■ **EXERCISE**: Your task is to copy every record exactly.

■ **Data entries**:
%%
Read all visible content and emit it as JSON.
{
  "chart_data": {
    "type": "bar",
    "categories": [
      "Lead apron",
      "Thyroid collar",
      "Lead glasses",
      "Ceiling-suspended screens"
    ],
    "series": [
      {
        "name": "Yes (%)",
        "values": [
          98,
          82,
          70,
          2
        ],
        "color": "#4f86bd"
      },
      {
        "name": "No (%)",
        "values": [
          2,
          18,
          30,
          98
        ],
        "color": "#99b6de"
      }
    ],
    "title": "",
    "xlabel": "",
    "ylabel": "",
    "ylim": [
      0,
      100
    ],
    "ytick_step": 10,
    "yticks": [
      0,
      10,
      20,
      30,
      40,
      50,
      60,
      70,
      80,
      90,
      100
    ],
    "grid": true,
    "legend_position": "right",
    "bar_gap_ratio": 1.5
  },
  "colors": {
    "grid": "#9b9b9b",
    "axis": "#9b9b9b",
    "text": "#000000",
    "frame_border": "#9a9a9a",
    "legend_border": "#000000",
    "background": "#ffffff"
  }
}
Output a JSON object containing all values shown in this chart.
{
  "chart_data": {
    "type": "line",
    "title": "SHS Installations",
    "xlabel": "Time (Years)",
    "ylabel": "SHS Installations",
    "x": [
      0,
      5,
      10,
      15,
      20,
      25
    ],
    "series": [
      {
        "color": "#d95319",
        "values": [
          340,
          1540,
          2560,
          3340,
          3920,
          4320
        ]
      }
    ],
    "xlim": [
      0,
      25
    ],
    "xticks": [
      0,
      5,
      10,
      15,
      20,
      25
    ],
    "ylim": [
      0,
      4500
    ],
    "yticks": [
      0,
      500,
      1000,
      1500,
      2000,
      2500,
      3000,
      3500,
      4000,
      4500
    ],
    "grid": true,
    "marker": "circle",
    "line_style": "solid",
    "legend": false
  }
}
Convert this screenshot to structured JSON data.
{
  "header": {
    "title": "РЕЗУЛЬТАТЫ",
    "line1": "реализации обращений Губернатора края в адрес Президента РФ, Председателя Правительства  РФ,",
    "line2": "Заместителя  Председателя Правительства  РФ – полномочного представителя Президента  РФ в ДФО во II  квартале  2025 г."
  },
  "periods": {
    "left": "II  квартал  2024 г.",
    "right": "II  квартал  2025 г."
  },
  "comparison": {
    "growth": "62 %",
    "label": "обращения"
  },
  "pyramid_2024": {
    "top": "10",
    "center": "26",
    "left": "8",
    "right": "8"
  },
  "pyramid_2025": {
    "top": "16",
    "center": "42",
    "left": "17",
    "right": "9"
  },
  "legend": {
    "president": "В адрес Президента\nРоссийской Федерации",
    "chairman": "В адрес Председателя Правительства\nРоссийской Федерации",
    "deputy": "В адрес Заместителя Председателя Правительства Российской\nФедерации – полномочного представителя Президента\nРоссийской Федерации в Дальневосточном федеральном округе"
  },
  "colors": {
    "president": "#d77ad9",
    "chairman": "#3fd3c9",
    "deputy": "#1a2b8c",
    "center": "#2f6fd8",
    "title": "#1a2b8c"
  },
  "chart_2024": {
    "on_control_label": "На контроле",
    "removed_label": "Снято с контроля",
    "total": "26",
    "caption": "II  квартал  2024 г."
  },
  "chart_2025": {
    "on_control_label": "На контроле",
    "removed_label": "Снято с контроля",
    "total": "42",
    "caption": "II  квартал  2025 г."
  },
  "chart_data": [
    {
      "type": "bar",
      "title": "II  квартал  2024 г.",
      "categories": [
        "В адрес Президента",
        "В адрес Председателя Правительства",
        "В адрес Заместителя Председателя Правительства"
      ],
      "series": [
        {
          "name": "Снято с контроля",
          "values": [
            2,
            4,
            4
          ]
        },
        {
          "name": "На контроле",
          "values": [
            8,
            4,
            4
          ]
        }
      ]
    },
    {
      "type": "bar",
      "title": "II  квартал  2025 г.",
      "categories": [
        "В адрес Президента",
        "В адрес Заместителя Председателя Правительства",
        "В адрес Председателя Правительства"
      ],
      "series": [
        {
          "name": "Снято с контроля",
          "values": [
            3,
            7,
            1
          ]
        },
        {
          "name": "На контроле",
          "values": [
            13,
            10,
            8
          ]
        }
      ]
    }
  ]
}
%%
■ **RESULT FOR THIS TASK**:
Read all visible content and emit it as JSON.
{
  "chart_data": {
    "type": "bar",
    "categories": [
      "Lead apron",
      "Thyroid collar",
      "Lead glasses",
      "Ceiling-suspended screens"
    ],
    "series": [
      {
        "name": "Yes (%)",
        "values": [
          98,
          82,
          70,
          2
        ],
        "color": "#4f86bd"
      },
      {
        "name": "No (%)",
        "values": [
          2,
          18,
          30,
          98
        ],
        "color": "#99b6de"
      }
    ],
    "title": "",
    "xlabel": "",
    "ylabel": "",
    "ylim": [
      0,
      100
    ],
    "ytick_step": 10,
    "yticks": [
      0,
      10,
      20,
      30,
      40,
      50,
      60,
      70,
      80,
      90,
      100
    ],
    "grid": true,
    "legend_position": "right",
    "bar_gap_ratio": 1.5
  },
  "colors": {
    "grid": "#9b9b9b",
    "axis": "#9b9b9b",
    "text": "#000000",
    "frame_border": "#9a9a9a",
    "legend_border": "#000000",
    "background": "#ffffff"
  }
}
Output a JSON object containing all values shown in this chart.
{
  "chart_data": {
    "type": "line",
    "title": "SHS Installations",
    "xlabel": "Time (Years)",
    "ylabel": "SHS Installations",
    "x": [
      0,
      5,
      10,
      15,
      20,
      25
    ],
    "series": [
      {
        "color": "#d95319",
        "values": [
          340,
          1540,
          2560,
          3340,
          3920,
          4320
        ]
      }
    ],
    "xlim": [
      0,
      25
    ],
    "xticks": [
      0,
      5,
      10,
      15,
      20,
      25
    ],
    "ylim": [
      0,
      4500
    ],
    "yticks": [
      0,
      500,
      1000,
      1500,
      2000,
      2500,
      3000,
      3500,
      4000,
      4500
    ],
    "grid": true,
    "marker": "circle",
    "line_style": "solid",
    "legend": false
  }
}
Convert this screenshot to structured JSON data.
{
  "header": {
    "title": "РЕЗУЛЬТАТЫ",
    "line1": "реализации обращений Губернатора края в адрес Президента РФ, Председателя Правительства  РФ,",
    "line2": "Заместителя  Председателя Правительства  РФ – полномочного представителя Президента  РФ в ДФО во II  квартале  2025 г."
  },
  "periods": {
    "left": "II  квартал  2024 г.",
    "right": "II  квартал  2025 г."
  },
  "comparison": {
    "growth": "62 %",
    "label": "обращения"
  },
  "pyramid_2024": {
    "top": "10",
    "center": "26",
    "left": "8",
    "right": "8"
  },
  "pyramid_2025": {
    "top": "16",
    "center": "42",
    "left": "17",
    "right": "9"
  },
  "legend": {
    "president": "В адрес Президента\nРоссийской Федерации",
    "chairman": "В адрес Председателя Правительства\nРоссийской Федерации",
    "deputy": "В адрес Заместителя Председателя Правительства Российской\nФедерации – полномочного представителя Президента\nРоссийской Федерации в Дальневосточном федеральном округе"
  },
  "colors": {
    "president": "#d77ad9",
    "chairman": "#3fd3c9",
    "deputy": "#1a2b8c",
    "center": "#2f6fd8",
    "title": "#1a2b8c"
  },
  "chart_2024": {
    "on_control_label": "На контроле",
    "removed_label": "Снято с контроля",
    "total": "26",
    "caption": "II  квартал  2024 г."
  },
  "chart_2025": {
    "on_control_label": "На контроле",
    "removed_label": "Снято с контроля",
    "total": "42",
    "caption": "II  квартал  2025 г."
  },
  "chart_data": [
    {
      "type": "bar",
      "title": "II  квартал  2024 г.",
      "categories": [
        "В адрес Президента",
        "В адрес Председателя Правительства",
        "В адрес Заместителя Председателя Правительства"
      ],
      "series": [
        {
          "name": "Снято с контроля",
          "values": [
            2,
            4,
            4
          ]
        },
        {
          "name": "На контроле",
          "values": [
            8,
            4,
            4
          ]
        }
      ]
    },
    {
      "type": "bar",
      "title": "II  квартал  2025 г.",
      "categories": [
        "В адрес Президента",
        "В адрес Заместителя Председателя Правительства",
        "В адрес Председателя Правительства"
      ],
      "series": [
        {
          "name": "Снято с контроля",
          "values": [
            3,
            7,
            1
          ]
        },
        {
          "name": "На контроле",
          "values": [
            13,
            10,
            8
          ]
        }
      ]
    }
  ]
}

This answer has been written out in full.